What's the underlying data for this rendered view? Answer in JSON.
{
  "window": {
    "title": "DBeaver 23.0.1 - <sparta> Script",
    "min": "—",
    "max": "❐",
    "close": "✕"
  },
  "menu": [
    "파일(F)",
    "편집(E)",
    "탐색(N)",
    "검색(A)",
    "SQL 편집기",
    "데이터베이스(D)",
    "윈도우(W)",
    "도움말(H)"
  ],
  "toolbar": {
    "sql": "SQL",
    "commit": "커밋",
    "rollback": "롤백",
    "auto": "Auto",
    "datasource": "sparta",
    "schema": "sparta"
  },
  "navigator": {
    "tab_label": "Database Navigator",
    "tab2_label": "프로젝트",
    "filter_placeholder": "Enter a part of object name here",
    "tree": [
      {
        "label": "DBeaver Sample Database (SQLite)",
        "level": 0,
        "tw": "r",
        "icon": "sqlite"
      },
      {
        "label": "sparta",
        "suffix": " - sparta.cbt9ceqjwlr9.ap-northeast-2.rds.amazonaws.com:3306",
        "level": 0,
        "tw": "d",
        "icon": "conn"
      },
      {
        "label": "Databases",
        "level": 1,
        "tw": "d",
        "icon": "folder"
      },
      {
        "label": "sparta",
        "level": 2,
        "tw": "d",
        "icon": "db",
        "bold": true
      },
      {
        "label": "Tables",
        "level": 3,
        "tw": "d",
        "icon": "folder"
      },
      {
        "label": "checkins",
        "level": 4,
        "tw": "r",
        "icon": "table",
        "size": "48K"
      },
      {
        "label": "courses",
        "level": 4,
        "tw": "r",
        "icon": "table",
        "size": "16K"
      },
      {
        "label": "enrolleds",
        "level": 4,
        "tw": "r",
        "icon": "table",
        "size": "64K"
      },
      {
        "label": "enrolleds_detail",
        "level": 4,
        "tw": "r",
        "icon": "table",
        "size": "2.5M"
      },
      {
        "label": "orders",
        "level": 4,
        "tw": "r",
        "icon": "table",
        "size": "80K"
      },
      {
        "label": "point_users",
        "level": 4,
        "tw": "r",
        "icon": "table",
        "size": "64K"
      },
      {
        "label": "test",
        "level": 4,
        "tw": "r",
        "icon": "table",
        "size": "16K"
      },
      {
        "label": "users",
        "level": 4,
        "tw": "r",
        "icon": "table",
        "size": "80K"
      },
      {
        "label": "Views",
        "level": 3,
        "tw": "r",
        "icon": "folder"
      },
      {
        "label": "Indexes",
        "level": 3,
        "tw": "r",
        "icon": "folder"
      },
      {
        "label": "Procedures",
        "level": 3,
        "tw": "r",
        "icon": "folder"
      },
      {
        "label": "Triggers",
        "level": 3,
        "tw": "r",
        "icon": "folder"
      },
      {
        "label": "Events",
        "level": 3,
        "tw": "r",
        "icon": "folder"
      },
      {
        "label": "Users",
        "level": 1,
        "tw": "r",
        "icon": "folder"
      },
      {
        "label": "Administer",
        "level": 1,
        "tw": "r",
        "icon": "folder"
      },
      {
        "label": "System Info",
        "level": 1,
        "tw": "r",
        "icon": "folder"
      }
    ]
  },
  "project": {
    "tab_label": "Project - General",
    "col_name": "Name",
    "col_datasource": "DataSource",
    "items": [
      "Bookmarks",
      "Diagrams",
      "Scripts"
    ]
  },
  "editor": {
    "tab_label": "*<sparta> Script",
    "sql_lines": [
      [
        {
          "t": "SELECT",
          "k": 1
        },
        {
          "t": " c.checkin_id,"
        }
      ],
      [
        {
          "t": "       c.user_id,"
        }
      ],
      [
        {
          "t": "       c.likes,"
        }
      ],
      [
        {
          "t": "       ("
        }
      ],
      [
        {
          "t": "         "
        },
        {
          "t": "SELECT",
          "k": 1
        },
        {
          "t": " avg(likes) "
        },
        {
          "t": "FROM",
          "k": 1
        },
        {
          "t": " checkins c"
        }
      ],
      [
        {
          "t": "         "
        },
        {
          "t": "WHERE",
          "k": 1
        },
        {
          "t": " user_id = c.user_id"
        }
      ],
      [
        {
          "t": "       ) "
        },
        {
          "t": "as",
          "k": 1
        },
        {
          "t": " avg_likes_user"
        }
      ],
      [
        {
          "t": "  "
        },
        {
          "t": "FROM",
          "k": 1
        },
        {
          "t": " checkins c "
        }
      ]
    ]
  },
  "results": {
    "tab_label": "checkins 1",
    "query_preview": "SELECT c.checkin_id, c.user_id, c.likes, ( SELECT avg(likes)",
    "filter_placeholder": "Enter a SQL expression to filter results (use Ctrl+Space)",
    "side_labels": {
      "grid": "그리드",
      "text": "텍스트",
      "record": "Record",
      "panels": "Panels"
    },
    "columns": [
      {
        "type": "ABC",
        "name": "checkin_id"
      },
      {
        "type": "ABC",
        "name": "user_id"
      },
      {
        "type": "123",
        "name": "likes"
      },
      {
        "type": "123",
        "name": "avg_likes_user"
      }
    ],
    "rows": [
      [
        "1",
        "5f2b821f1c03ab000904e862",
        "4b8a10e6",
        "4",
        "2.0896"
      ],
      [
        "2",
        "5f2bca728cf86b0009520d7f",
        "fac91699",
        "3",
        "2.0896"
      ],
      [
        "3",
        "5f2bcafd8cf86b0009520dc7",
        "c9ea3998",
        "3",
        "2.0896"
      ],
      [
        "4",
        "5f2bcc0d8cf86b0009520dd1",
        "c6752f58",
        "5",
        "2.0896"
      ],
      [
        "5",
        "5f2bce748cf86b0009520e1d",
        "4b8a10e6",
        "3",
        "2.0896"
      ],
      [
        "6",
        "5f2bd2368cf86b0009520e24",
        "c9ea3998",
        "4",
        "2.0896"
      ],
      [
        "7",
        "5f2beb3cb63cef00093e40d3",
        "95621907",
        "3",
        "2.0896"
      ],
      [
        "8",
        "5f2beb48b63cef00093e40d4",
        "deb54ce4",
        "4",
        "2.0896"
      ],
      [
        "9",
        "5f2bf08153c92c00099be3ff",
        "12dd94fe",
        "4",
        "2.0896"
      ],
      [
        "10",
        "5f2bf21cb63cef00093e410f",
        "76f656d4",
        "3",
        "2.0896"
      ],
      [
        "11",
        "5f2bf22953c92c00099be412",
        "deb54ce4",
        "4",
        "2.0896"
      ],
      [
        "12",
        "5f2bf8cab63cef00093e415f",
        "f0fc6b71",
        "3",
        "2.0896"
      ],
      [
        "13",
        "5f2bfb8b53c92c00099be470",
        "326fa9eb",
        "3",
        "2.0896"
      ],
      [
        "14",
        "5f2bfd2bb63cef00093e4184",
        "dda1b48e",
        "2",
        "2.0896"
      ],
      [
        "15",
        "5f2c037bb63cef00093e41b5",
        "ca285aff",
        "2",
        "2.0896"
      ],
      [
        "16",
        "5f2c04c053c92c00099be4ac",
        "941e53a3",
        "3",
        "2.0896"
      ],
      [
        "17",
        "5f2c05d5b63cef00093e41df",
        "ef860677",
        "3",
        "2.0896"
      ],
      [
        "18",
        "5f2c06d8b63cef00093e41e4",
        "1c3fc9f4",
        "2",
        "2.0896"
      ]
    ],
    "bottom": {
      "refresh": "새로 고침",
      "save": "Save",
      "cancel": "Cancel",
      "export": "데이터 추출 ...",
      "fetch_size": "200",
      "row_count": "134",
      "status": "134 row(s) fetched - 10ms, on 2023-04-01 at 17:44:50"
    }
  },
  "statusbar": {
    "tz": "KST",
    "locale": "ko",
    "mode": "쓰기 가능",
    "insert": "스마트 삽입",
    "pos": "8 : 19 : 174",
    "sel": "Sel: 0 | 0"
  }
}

▶ What you should do
Print back all the lines verbatim.

▶ Full answer
What's the underlying data for this rendered view? Answer in JSON.
{
  "window": {
    "title": "DBeaver 23.0.1 - <sparta> Script",
    "min": "—",
    "max": "❐",
    "close": "✕"
  },
  "menu": [
    "파일(F)",
    "편집(E)",
    "탐색(N)",
    "검색(A)",
    "SQL 편집기",
    "데이터베이스(D)",
    "윈도우(W)",
    "도움말(H)"
  ],
  "toolbar": {
    "sql": "SQL",
    "commit": "커밋",
    "rollback": "롤백",
    "auto": "Auto",
    "datasource": "sparta",
    "schema": "sparta"
  },
  "navigator": {
    "tab_label": "Database Navigator",
    "tab2_label": "프로젝트",
    "filter_placeholder": "Enter a part of object name here",
    "tree": [
      {
        "label": "DBeaver Sample Database (SQLite)",
        "level": 0,
        "tw": "r",
        "icon": "sqlite"
      },
      {
        "label": "sparta",
        "suffix": " - sparta.cbt9ceqjwlr9.ap-northeast-2.rds.amazonaws.com:3306",
        "level": 0,
        "tw": "d",
        "icon": "conn"
      },
      {
        "label": "Databases",
        "level": 1,
        "tw": "d",
        "icon": "folder"
      },
      {
        "label": "sparta",
        "level": 2,
        "tw": "d",
        "icon": "db",
        "bold": true
      },
      {
        "label": "Tables",
        "level": 3,
        "tw": "d",
        "icon": "folder"
      },
      {
        "label": "checkins",
        "level": 4,
        "tw": "r",
        "icon": "table",
        "size": "48K"
      },
      {
        "label": "courses",
        "level": 4,
        "tw": "r",
        "icon": "table",
        "size": "16K"
      },
      {
        "label": "enrolleds",
        "level": 4,
        "tw": "r",
        "icon": "table",
        "size": "64K"
      },
      {
        "label": "enrolleds_detail",
        "level": 4,
        "tw": "r",
        "icon": "table",
        "size": "2.5M"
      },
      {
        "label": "orders",
        "level": 4,
        "tw": "r",
        "icon": "table",
        "size": "80K"
      },
      {
        "label": "point_users",
        "level": 4,
        "tw": "r",
        "icon": "table",
        "size": "64K"
      },
      {
        "label": "test",
        "level": 4,
        "tw": "r",
        "icon": "table",
        "size": "16K"
      },
      {
        "label": "users",
        "level": 4,
        "tw": "r",
        "icon": "table",
        "size": "80K"
      },
      {
        "label": "Views",
        "level": 3,
        "tw": "r",
        "icon": "folder"
      },
      {
        "label": "Indexes",
        "level": 3,
        "tw": "r",
        "icon": "folder"
      },
      {
        "label": "Procedures",
        "level": 3,
        "tw": "r",
        "icon": "folder"
      },
      {
        "label": "Triggers",
        "level": 3,
        "tw": "r",
        "icon": "folder"
      },
      {
        "label": "Events",
        "level": 3,
        "tw": "r",
        "icon": "folder"
      },
      {
        "label": "Users",
        "level": 1,
        "tw": "r",
        "icon": "folder"
      },
      {
        "label": "Administer",
        "level": 1,
        "tw": "r",
        "icon": "folder"
      },
      {
        "label": "System Info",
        "level": 1,
        "tw": "r",
        "icon": "folder"
      }
    ]
  },
  "project": {
    "tab_label": "Project - General",
    "col_name": "Name",
    "col_datasource": "DataSource",
    "items": [
      "Bookmarks",
      "Diagrams",
      "Scripts"
    ]
  },
  "editor": {
    "tab_label": "*<sparta> Script",
    "sql_lines": [
      [
        {
          "t": "SELECT",
          "k": 1
        },
        {
          "t": " c.checkin_id,"
        }
      ],
      [
        {
          "t": "       c.user_id,"
        }
      ],
      [
        {
          "t": "       c.likes,"
        }
      ],
      [
        {
          "t": "       ("
        }
      ],
      [
        {
          "t": "         "
        },
        {
          "t": "SELECT",
          "k": 1
        },
        {
          "t": " avg(likes) "
        },
        {
          "t": "FROM",
          "k": 1
        },
        {
          "t": " checkins c"
        }
      ],
      [
        {
          "t": "         "
        },
        {
          "t": "WHERE",
          "k": 1
        },
        {
          "t": " user_id = c.user_id"
        }
      ],
      [
        {
          "t": "       ) "
        },
        {
          "t": "as",
          "k": 1
        },
        {
          "t": " avg_likes_user"
        }
      ],
      [
        {
          "t": "  "
        },
        {
          "t": "FROM",
          "k": 1
        },
        {
          "t": " checkins c "
        }
      ]
    ]
  },
  "results": {
    "tab_label": "checkins 1",
    "query_preview": "SELECT c.checkin_id, c.user_id, c.likes, ( SELECT avg(likes)",
    "filter_placeholder": "Enter a SQL expression to filter results (use Ctrl+Space)",
    "side_labels": {
      "grid": "그리드",
      "text": "텍스트",
      "record": "Record",
      "panels": "Panels"
    },
    "columns": [
      {
        "type": "ABC",
        "name": "checkin_id"
      },
      {
        "type": "ABC",
        "name": "user_id"
      },
      {
        "type": "123",
        "name": "likes"
      },
      {
        "type": "123",
        "name": "avg_likes_user"
      }
    ],
    "rows": [
      [
        "1",
        "5f2b821f1c03ab000904e862",
        "4b8a10e6",
        "4",
        "2.0896"
      ],
      [
        "2",
        "5f2bca728cf86b0009520d7f",
        "fac91699",
        "3",
        "2.0896"
      ],
      [
        "3",
        "5f2bcafd8cf86b0009520dc7",
        "c9ea3998",
        "3",
        "2.0896"
      ],
      [
        "4",
        "5f2bcc0d8cf86b0009520dd1",
        "c6752f58",
        "5",
        "2.0896"
      ],
      [
        "5",
        "5f2bce748cf86b0009520e1d",
        "4b8a10e6",
        "3",
        "2.0896"
      ],
      [
        "6",
        "5f2bd2368cf86b0009520e24",
        "c9ea3998",
        "4",
        "2.0896"
      ],
      [
        "7",
        "5f2beb3cb63cef00093e40d3",
        "95621907",
        "3",
        "2.0896"
      ],
      [
        "8",
        "5f2beb48b63cef00093e40d4",
        "deb54ce4",
        "4",
        "2.0896"
      ],
      [
        "9",
        "5f2bf08153c92c00099be3ff",
        "12dd94fe",
        "4",
        "2.0896"
      ],
      [
        "10",
        "5f2bf21cb63cef00093e410f",
        "76f656d4",
        "3",
        "2.0896"
      ],
      [
        "11",
        "5f2bf22953c92c00099be412",
        "deb54ce4",
        "4",
        "2.0896"
      ],
      [
        "12",
        "5f2bf8cab63cef00093e415f",
        "f0fc6b71",
        "3",
        "2.0896"
      ],
      [
        "13",
        "5f2bfb8b53c92c00099be470",
        "326fa9eb",
        "3",
        "2.0896"
      ],
      [
        "14",
        "5f2bfd2bb63cef00093e4184",
        "dda1b48e",
        "2",
        "2.0896"
      ],
      [
        "15",
        "5f2c037bb63cef00093e41b5",
        "ca285aff",
        "2",
        "2.0896"
      ],
      [
        "16",
        "5f2c04c053c92c00099be4ac",
        "941e53a3",
        "3",
        "2.0896"
      ],
      [
        "17",
        "5f2c05d5b63cef00093e41df",
        "ef860677",
        "3",
        "2.0896"
      ],
      [
        "18",
        "5f2c06d8b63cef00093e41e4",
        "1c3fc9f4",
        "2",
        "2.0896"
      ]
    ],
    "bottom": {
      "refresh": "새로 고침",
      "save": "Save",
      "cancel": "Cancel",
      "export": "데이터 추출 ...",
      "fetch_size": "200",
      "row_count": "134",
      "status": "134 row(s) fetched - 10ms, on 2023-04-01 at 17:44:50"
    }
  },
  "statusbar": {
    "tz": "KST",
    "locale": "ko",
    "mode": "쓰기 가능",
    "insert": "스마트 삽입",
    "pos": "8 : 19 : 174",
    "sel": "Sel: 0 | 0"
  }
}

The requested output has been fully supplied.